Goal: Copy every line of the listing exactly.
--*--
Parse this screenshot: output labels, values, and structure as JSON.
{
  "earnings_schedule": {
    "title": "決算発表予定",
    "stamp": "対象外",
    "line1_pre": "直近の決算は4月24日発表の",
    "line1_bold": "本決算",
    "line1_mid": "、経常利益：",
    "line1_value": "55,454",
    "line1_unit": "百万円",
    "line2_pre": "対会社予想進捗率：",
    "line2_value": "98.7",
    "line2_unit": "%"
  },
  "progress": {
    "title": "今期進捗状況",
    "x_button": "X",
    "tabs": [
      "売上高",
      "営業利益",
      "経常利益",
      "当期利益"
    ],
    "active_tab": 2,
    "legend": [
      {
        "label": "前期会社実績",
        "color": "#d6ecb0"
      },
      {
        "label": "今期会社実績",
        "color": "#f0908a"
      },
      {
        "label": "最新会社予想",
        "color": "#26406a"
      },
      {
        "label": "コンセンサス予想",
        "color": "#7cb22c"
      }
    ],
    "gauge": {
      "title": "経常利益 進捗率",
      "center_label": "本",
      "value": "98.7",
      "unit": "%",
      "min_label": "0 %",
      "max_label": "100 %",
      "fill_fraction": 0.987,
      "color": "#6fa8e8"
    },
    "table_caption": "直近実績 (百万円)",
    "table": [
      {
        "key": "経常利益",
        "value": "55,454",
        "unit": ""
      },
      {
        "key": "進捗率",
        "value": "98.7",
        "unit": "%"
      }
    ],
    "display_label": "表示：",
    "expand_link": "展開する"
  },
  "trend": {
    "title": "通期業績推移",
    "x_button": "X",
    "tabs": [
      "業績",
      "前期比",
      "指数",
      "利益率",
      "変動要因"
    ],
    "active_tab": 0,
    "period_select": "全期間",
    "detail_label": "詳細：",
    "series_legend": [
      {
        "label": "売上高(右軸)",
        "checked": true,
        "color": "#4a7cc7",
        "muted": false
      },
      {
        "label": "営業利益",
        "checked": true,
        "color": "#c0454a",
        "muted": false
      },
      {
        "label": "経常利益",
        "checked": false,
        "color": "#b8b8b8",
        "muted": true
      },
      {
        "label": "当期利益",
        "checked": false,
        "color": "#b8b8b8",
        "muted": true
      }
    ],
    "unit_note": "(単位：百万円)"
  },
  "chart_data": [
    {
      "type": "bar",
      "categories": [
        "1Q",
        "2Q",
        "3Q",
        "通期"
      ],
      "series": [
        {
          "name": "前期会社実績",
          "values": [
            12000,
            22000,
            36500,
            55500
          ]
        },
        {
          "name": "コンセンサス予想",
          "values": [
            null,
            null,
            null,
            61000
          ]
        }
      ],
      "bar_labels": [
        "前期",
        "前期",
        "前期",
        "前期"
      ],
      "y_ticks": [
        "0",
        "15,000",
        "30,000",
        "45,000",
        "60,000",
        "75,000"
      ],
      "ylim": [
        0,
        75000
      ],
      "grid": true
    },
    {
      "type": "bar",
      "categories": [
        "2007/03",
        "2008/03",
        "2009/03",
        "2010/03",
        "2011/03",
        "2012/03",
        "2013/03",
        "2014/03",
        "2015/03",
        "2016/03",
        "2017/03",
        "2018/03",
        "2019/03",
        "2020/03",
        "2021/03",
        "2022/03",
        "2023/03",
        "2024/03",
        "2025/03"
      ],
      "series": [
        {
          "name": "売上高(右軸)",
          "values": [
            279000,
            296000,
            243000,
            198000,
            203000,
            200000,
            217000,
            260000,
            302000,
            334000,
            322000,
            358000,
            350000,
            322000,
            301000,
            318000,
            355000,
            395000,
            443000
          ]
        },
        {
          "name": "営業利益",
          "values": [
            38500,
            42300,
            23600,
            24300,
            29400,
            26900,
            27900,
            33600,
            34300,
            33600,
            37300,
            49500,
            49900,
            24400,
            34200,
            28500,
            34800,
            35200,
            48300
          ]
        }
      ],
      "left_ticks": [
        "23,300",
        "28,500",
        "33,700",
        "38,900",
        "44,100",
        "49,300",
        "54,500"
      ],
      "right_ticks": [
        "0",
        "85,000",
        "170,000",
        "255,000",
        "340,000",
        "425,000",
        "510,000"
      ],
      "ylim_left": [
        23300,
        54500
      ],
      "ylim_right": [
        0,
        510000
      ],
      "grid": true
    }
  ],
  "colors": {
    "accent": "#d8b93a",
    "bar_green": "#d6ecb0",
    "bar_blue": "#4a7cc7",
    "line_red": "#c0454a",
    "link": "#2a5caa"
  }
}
--*--
Written answer:
Parse this screenshot: output labels, values, and structure as JSON.
{
  "earnings_schedule": {
    "title": "決算発表予定",
    "stamp": "対象外",
    "line1_pre": "直近の決算は4月24日発表の",
    "line1_bold": "本決算",
    "line1_mid": "、経常利益：",
    "line1_value": "55,454",
    "line1_unit": "百万円",
    "line2_pre": "対会社予想進捗率：",
    "line2_value": "98.7",
    "line2_unit": "%"
  },
  "progress": {
    "title": "今期進捗状況",
    "x_button": "X",
    "tabs": [
      "売上高",
      "営業利益",
      "経常利益",
      "当期利益"
    ],
    "active_tab": 2,
    "legend": [
      {
        "label": "前期会社実績",
        "color": "#d6ecb0"
      },
      {
        "label": "今期会社実績",
        "color": "#f0908a"
      },
      {
        "label": "最新会社予想",
        "color": "#26406a"
      },
      {
        "label": "コンセンサス予想",
        "color": "#7cb22c"
      }
    ],
    "gauge": {
      "title": "経常利益 進捗率",
      "center_label": "本",
      "value": "98.7",
      "unit": "%",
      "min_label": "0 %",
      "max_label": "100 %",
      "fill_fraction": 0.987,
      "color": "#6fa8e8"
    },
    "table_caption": "直近実績 (百万円)",
    "table": [
      {
        "key": "経常利益",
        "value": "55,454",
        "unit": ""
      },
      {
        "key": "進捗率",
        "value": "98.7",
        "unit": "%"
      }
    ],
    "display_label": "表示：",
    "expand_link": "展開する"
  },
  "trend": {
    "title": "通期業績推移",
    "x_button": "X",
    "tabs": [
      "業績",
      "前期比",
      "指数",
      "利益率",
      "変動要因"
    ],
    "active_tab": 0,
    "period_select": "全期間",
    "detail_label": "詳細：",
    "series_legend": [
      {
        "label": "売上高(右軸)",
        "checked": true,
        "color": "#4a7cc7",
        "muted": false
      },
      {
        "label": "営業利益",
        "checked": true,
        "color": "#c0454a",
        "muted": false
      },
      {
        "label": "経常利益",
        "checked": false,
        "color": "#b8b8b8",
        "muted": true
      },
      {
        "label": "当期利益",
        "checked": false,
        "color": "#b8b8b8",
        "muted": true
      }
    ],
    "unit_note": "(単位：百万円)"
  },
  "chart_data": [
    {
      "type": "bar",
      "categories": [
        "1Q",
        "2Q",
        "3Q",
        "通期"
      ],
      "series": [
        {
          "name": "前期会社実績",
          "values": [
            12000,
            22000,
            36500,
            55500
          ]
        },
        {
          "name": "コンセンサス予想",
          "values": [
            null,
            null,
            null,
            61000
          ]
        }
      ],
      "bar_labels": [
        "前期",
        "前期",
        "前期",
        "前期"
      ],
      "y_ticks": [
        "0",
        "15,000",
        "30,000",
        "45,000",
        "60,000",
        "75,000"
      ],
      "ylim": [
        0,
        75000
      ],
      "grid": true
    },
    {
      "type": "bar",
      "categories": [
        "2007/03",
        "2008/03",
        "2009/03",
        "2010/03",
        "2011/03",
        "2012/03",
        "2013/03",
        "2014/03",
        "2015/03",
        "2016/03",
        "2017/03",
        "2018/03",
        "2019/03",
        "2020/03",
        "2021/03",
        "2022/03",
        "2023/03",
        "2024/03",
        "2025/03"
      ],
      "series": [
        {
          "name": "売上高(右軸)",
          "values": [
            279000,
            296000,
            243000,
            198000,
            203000,
            200000,
            217000,
            260000,
            302000,
            334000,
            322000,
            358000,
            350000,
            322000,
            301000,
            318000,
            355000,
            395000,
            443000
          ]
        },
        {
          "name": "営業利益",
          "values": [
            38500,
            42300,
            23600,
            24300,
            29400,
            26900,
            27900,
            33600,
            34300,
            33600,
            37300,
            49500,
            49900,
            24400,
            34200,
            28500,
            34800,
            35200,
            48300
          ]
        }
      ],
      "left_ticks": [
        "23,300",
        "28,500",
        "33,700",
        "38,900",
        "44,100",
        "49,300",
        "54,500"
      ],
      "right_ticks": [
        "0",
        "85,000",
        "170,000",
        "255,000",
        "340,000",
        "425,000",
        "510,000"
      ],
      "ylim_left": [
        23300,
        54500
      ],
      "ylim_right": [
        0,
        510000
      ],
      "grid": true
    }
  ],
  "colors": {
    "accent": "#d8b93a",
    "bar_green": "#d6ecb0",
    "bar_blue": "#4a7cc7",
    "line_red": "#c0454a",
    "link": "#2a5caa"
  }
}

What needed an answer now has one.